** Request **
Report the count of lines that carry the string "name", and add nothing.

** Raw records **
--- start ---

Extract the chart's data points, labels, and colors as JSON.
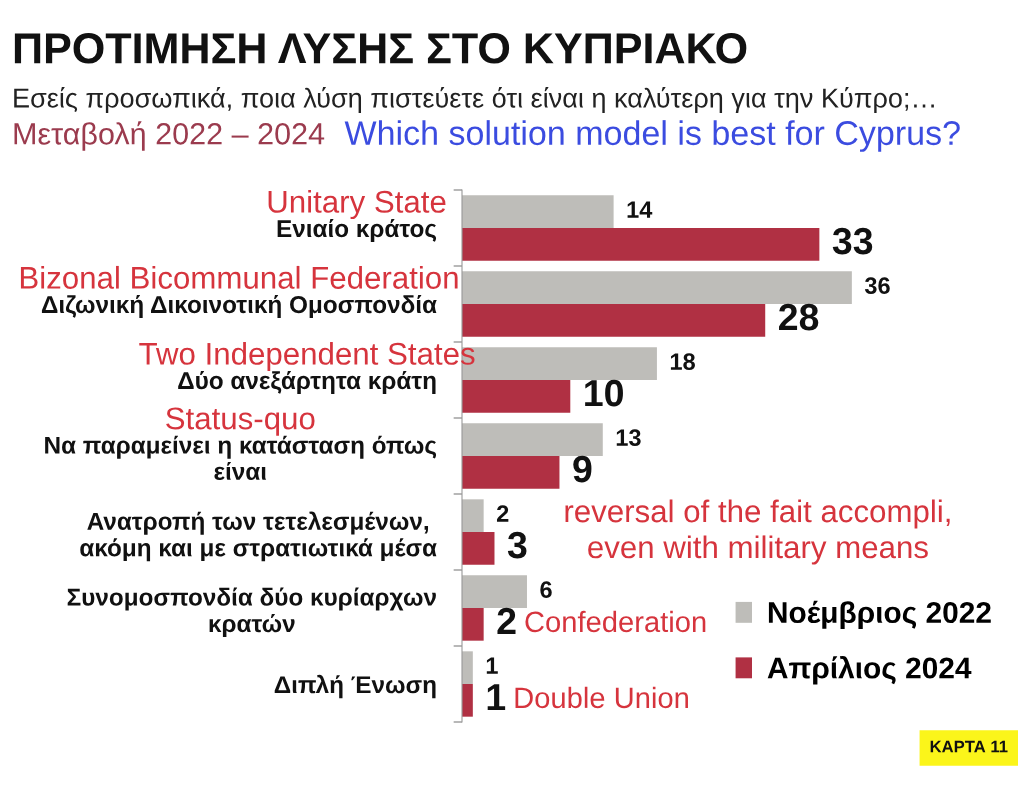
{
  "chart_data": {
    "type": "bar",
    "orientation": "horizontal",
    "title": "ΠΡΟΤΙΜΗΣΗ ΛΥΣΗΣ ΣΤΟ ΚΥΠΡΙΑΚΟ",
    "subtitle": "Εσείς προσωπικά, ποια λύση πιστεύετε ότι είναι η καλύτερη για την Κύπρο;…",
    "categories": [
      "Ενιαίο κράτος",
      "Διζωνική Δικοινοτική Ομοσπονδία",
      "Δύο ανεξάρτητα κράτη",
      "Να παραμείνει η κατάσταση όπως\nείναι",
      "Ανατροπή των τετελεσμένων,\nακόμη και με στρατιωτικά μέσα",
      "Συνομοσπονδία δύο κυρίαρχων\nκρατών",
      "Διπλή Ένωση"
    ],
    "series": [
      {
        "name": "Νοέμβριος 2022",
        "color": "#bebdb9",
        "values": [
          14,
          36,
          18,
          13,
          2,
          6,
          1
        ]
      },
      {
        "name": "Απρίλιος 2024",
        "color": "#b03043",
        "values": [
          33,
          28,
          10,
          9,
          3,
          2,
          1
        ]
      }
    ],
    "data_labels": true,
    "legend": "bottom right",
    "tick_labels": "y",
    "annotations": [
      "Μεταβολή 2022 – 2024",
      "Which solution model is best for Cyprus?",
      "Unitary State",
      "Bizonal Bicommunal Federation",
      "Two Independent States",
      "Status-quo",
      "reversal of the fait accompli,\neven with military means",
      "Confederation",
      "Double Union",
      "ΚΑΡΤΑ 11"
    ]
  }
}
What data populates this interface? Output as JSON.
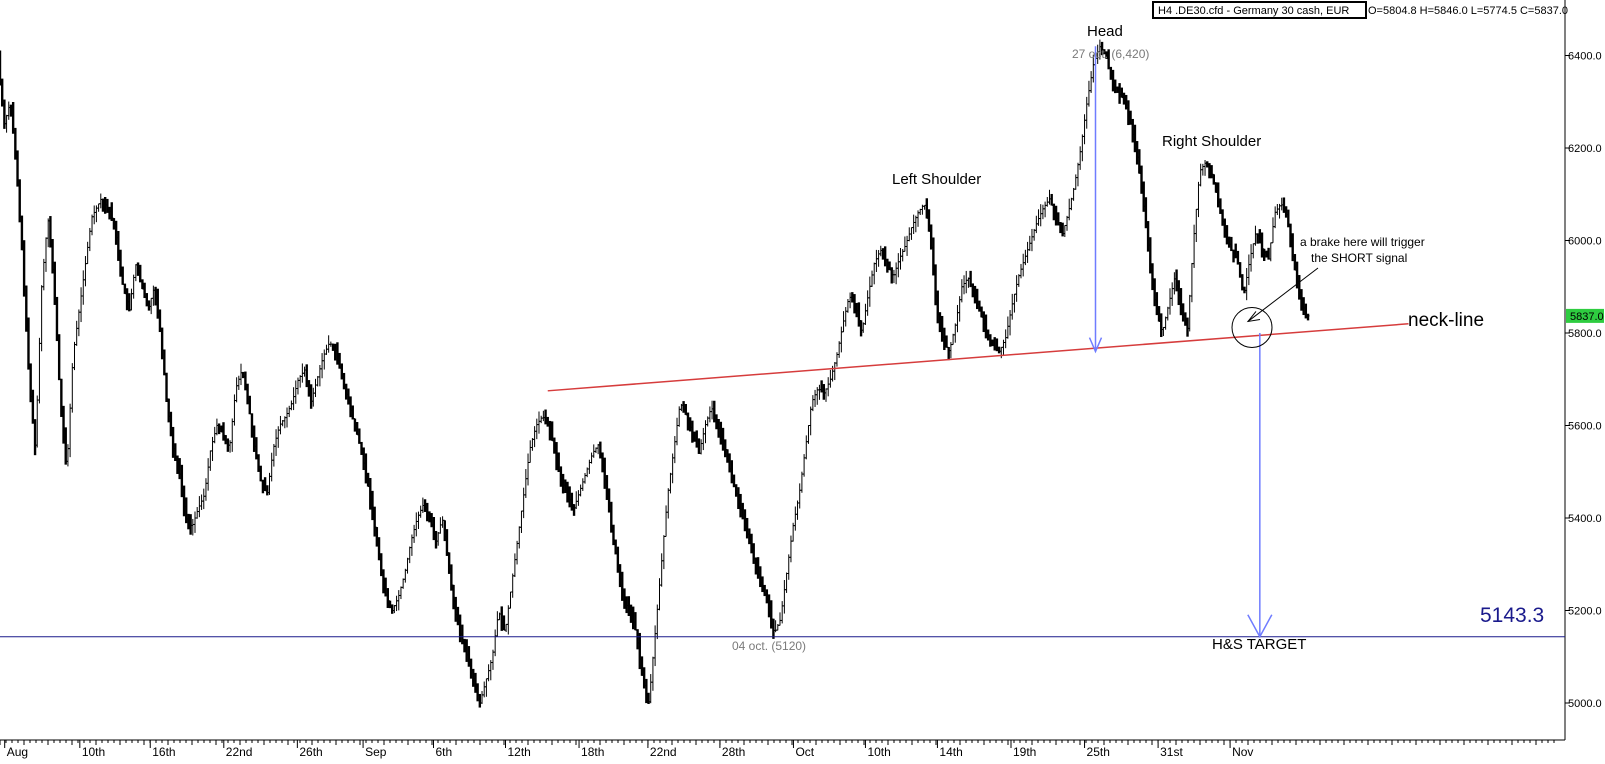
{
  "header": {
    "instrument_box": "H4 .DE30.cfd - Germany 30 cash, EUR",
    "ohlc": "O=5804.8 H=5846.0 L=5774.5 C=5837.0"
  },
  "chart_data": {
    "type": "candlestick",
    "title": "",
    "xlabel": "",
    "ylabel": "",
    "ylim": [
      4920,
      6520
    ],
    "y_ticks": [
      5000.0,
      5200.0,
      5400.0,
      5600.0,
      5800.0,
      6000.0,
      6200.0,
      6400.0
    ],
    "x_tick_labels": [
      "Aug",
      "10th",
      "16th",
      "22nd",
      "26th",
      "Sep",
      "6th",
      "12th",
      "18th",
      "22nd",
      "28th",
      "Oct",
      "10th",
      "14th",
      "19th",
      "25th",
      "31st",
      "Nov"
    ],
    "x_tick_positions": [
      0.003,
      0.051,
      0.096,
      0.143,
      0.19,
      0.232,
      0.277,
      0.323,
      0.37,
      0.414,
      0.46,
      0.507,
      0.553,
      0.599,
      0.646,
      0.693,
      0.74,
      0.786
    ],
    "price_path": [
      [
        0.0,
        6400
      ],
      [
        0.004,
        6250
      ],
      [
        0.008,
        6300
      ],
      [
        0.012,
        6150
      ],
      [
        0.016,
        5950
      ],
      [
        0.02,
        5700
      ],
      [
        0.024,
        5550
      ],
      [
        0.028,
        5900
      ],
      [
        0.032,
        6050
      ],
      [
        0.036,
        5900
      ],
      [
        0.04,
        5650
      ],
      [
        0.044,
        5500
      ],
      [
        0.048,
        5750
      ],
      [
        0.052,
        5850
      ],
      [
        0.056,
        5950
      ],
      [
        0.06,
        6050
      ],
      [
        0.066,
        6090
      ],
      [
        0.072,
        6060
      ],
      [
        0.076,
        6000
      ],
      [
        0.08,
        5900
      ],
      [
        0.084,
        5850
      ],
      [
        0.088,
        5950
      ],
      [
        0.092,
        5900
      ],
      [
        0.096,
        5850
      ],
      [
        0.1,
        5900
      ],
      [
        0.104,
        5800
      ],
      [
        0.108,
        5650
      ],
      [
        0.112,
        5550
      ],
      [
        0.116,
        5500
      ],
      [
        0.12,
        5400
      ],
      [
        0.124,
        5380
      ],
      [
        0.128,
        5420
      ],
      [
        0.132,
        5450
      ],
      [
        0.136,
        5550
      ],
      [
        0.14,
        5600
      ],
      [
        0.144,
        5580
      ],
      [
        0.148,
        5550
      ],
      [
        0.152,
        5680
      ],
      [
        0.156,
        5720
      ],
      [
        0.16,
        5650
      ],
      [
        0.164,
        5550
      ],
      [
        0.168,
        5480
      ],
      [
        0.172,
        5450
      ],
      [
        0.176,
        5550
      ],
      [
        0.18,
        5600
      ],
      [
        0.184,
        5620
      ],
      [
        0.188,
        5650
      ],
      [
        0.192,
        5700
      ],
      [
        0.196,
        5720
      ],
      [
        0.2,
        5650
      ],
      [
        0.204,
        5700
      ],
      [
        0.208,
        5750
      ],
      [
        0.212,
        5780
      ],
      [
        0.216,
        5760
      ],
      [
        0.22,
        5700
      ],
      [
        0.224,
        5650
      ],
      [
        0.228,
        5600
      ],
      [
        0.232,
        5550
      ],
      [
        0.236,
        5480
      ],
      [
        0.24,
        5400
      ],
      [
        0.244,
        5300
      ],
      [
        0.248,
        5230
      ],
      [
        0.252,
        5200
      ],
      [
        0.256,
        5230
      ],
      [
        0.26,
        5280
      ],
      [
        0.264,
        5350
      ],
      [
        0.268,
        5400
      ],
      [
        0.272,
        5430
      ],
      [
        0.276,
        5400
      ],
      [
        0.28,
        5350
      ],
      [
        0.284,
        5400
      ],
      [
        0.288,
        5300
      ],
      [
        0.292,
        5200
      ],
      [
        0.296,
        5140
      ],
      [
        0.3,
        5100
      ],
      [
        0.304,
        5050
      ],
      [
        0.308,
        5000
      ],
      [
        0.312,
        5050
      ],
      [
        0.316,
        5100
      ],
      [
        0.32,
        5200
      ],
      [
        0.324,
        5150
      ],
      [
        0.328,
        5250
      ],
      [
        0.332,
        5350
      ],
      [
        0.336,
        5450
      ],
      [
        0.34,
        5550
      ],
      [
        0.344,
        5600
      ],
      [
        0.348,
        5620
      ],
      [
        0.352,
        5600
      ],
      [
        0.356,
        5540
      ],
      [
        0.36,
        5480
      ],
      [
        0.364,
        5450
      ],
      [
        0.368,
        5420
      ],
      [
        0.372,
        5460
      ],
      [
        0.376,
        5500
      ],
      [
        0.38,
        5540
      ],
      [
        0.384,
        5560
      ],
      [
        0.388,
        5480
      ],
      [
        0.392,
        5380
      ],
      [
        0.396,
        5300
      ],
      [
        0.4,
        5220
      ],
      [
        0.404,
        5200
      ],
      [
        0.408,
        5150
      ],
      [
        0.412,
        5050
      ],
      [
        0.416,
        5000
      ],
      [
        0.42,
        5150
      ],
      [
        0.424,
        5300
      ],
      [
        0.428,
        5450
      ],
      [
        0.432,
        5550
      ],
      [
        0.436,
        5650
      ],
      [
        0.44,
        5620
      ],
      [
        0.444,
        5580
      ],
      [
        0.448,
        5540
      ],
      [
        0.452,
        5600
      ],
      [
        0.456,
        5640
      ],
      [
        0.46,
        5600
      ],
      [
        0.464,
        5560
      ],
      [
        0.468,
        5500
      ],
      [
        0.472,
        5450
      ],
      [
        0.476,
        5400
      ],
      [
        0.48,
        5350
      ],
      [
        0.484,
        5300
      ],
      [
        0.488,
        5250
      ],
      [
        0.492,
        5220
      ],
      [
        0.496,
        5150
      ],
      [
        0.5,
        5180
      ],
      [
        0.504,
        5280
      ],
      [
        0.508,
        5380
      ],
      [
        0.512,
        5450
      ],
      [
        0.516,
        5550
      ],
      [
        0.52,
        5650
      ],
      [
        0.524,
        5680
      ],
      [
        0.528,
        5670
      ],
      [
        0.532,
        5700
      ],
      [
        0.536,
        5750
      ],
      [
        0.54,
        5820
      ],
      [
        0.544,
        5880
      ],
      [
        0.548,
        5860
      ],
      [
        0.552,
        5800
      ],
      [
        0.556,
        5880
      ],
      [
        0.56,
        5950
      ],
      [
        0.564,
        5980
      ],
      [
        0.568,
        5950
      ],
      [
        0.572,
        5920
      ],
      [
        0.576,
        5960
      ],
      [
        0.58,
        5990
      ],
      [
        0.584,
        6030
      ],
      [
        0.588,
        6060
      ],
      [
        0.592,
        6080
      ],
      [
        0.596,
        6000
      ],
      [
        0.6,
        5850
      ],
      [
        0.604,
        5780
      ],
      [
        0.608,
        5760
      ],
      [
        0.612,
        5820
      ],
      [
        0.616,
        5900
      ],
      [
        0.62,
        5920
      ],
      [
        0.624,
        5880
      ],
      [
        0.628,
        5840
      ],
      [
        0.632,
        5800
      ],
      [
        0.636,
        5770
      ],
      [
        0.64,
        5760
      ],
      [
        0.644,
        5790
      ],
      [
        0.648,
        5860
      ],
      [
        0.652,
        5920
      ],
      [
        0.656,
        5960
      ],
      [
        0.66,
        6000
      ],
      [
        0.664,
        6040
      ],
      [
        0.668,
        6070
      ],
      [
        0.672,
        6090
      ],
      [
        0.676,
        6050
      ],
      [
        0.68,
        6010
      ],
      [
        0.684,
        6060
      ],
      [
        0.688,
        6120
      ],
      [
        0.692,
        6200
      ],
      [
        0.696,
        6300
      ],
      [
        0.7,
        6380
      ],
      [
        0.704,
        6420
      ],
      [
        0.708,
        6400
      ],
      [
        0.712,
        6340
      ],
      [
        0.716,
        6320
      ],
      [
        0.72,
        6300
      ],
      [
        0.724,
        6250
      ],
      [
        0.728,
        6180
      ],
      [
        0.732,
        6080
      ],
      [
        0.736,
        5960
      ],
      [
        0.74,
        5850
      ],
      [
        0.744,
        5800
      ],
      [
        0.748,
        5860
      ],
      [
        0.752,
        5920
      ],
      [
        0.756,
        5860
      ],
      [
        0.76,
        5800
      ],
      [
        0.764,
        6000
      ],
      [
        0.768,
        6150
      ],
      [
        0.772,
        6170
      ],
      [
        0.776,
        6140
      ],
      [
        0.78,
        6080
      ],
      [
        0.784,
        6020
      ],
      [
        0.788,
        5980
      ],
      [
        0.792,
        5960
      ],
      [
        0.796,
        5880
      ],
      [
        0.8,
        5960
      ],
      [
        0.804,
        6020
      ],
      [
        0.808,
        5980
      ],
      [
        0.812,
        5960
      ],
      [
        0.816,
        6060
      ],
      [
        0.82,
        6080
      ],
      [
        0.824,
        6050
      ],
      [
        0.828,
        5950
      ],
      [
        0.832,
        5880
      ],
      [
        0.836,
        5837
      ]
    ],
    "neckline": {
      "x": [
        0.35,
        0.9
      ],
      "y": [
        5675,
        5820
      ],
      "color": "#d63c3c"
    },
    "target_line": {
      "y": 5143.3,
      "color": "#1a1a8c"
    },
    "current_price": {
      "value": "5837.0",
      "color": "#2ecc40"
    },
    "annotations": {
      "head_label": "Head",
      "head_point": "27 oct. (6,420)",
      "left_shoulder": "Left Shoulder",
      "right_shoulder": "Right Shoulder",
      "break_note_1": "a brake here will trigger",
      "break_note_2": "the SHORT signal",
      "neckline_label": "neck-line",
      "target_value": "5143.3",
      "target_label": "H&S TARGET",
      "low_point": "04 oct. (5120)"
    },
    "arrow_color": "#6f7cff"
  }
}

--- end ---

** Expected output **
2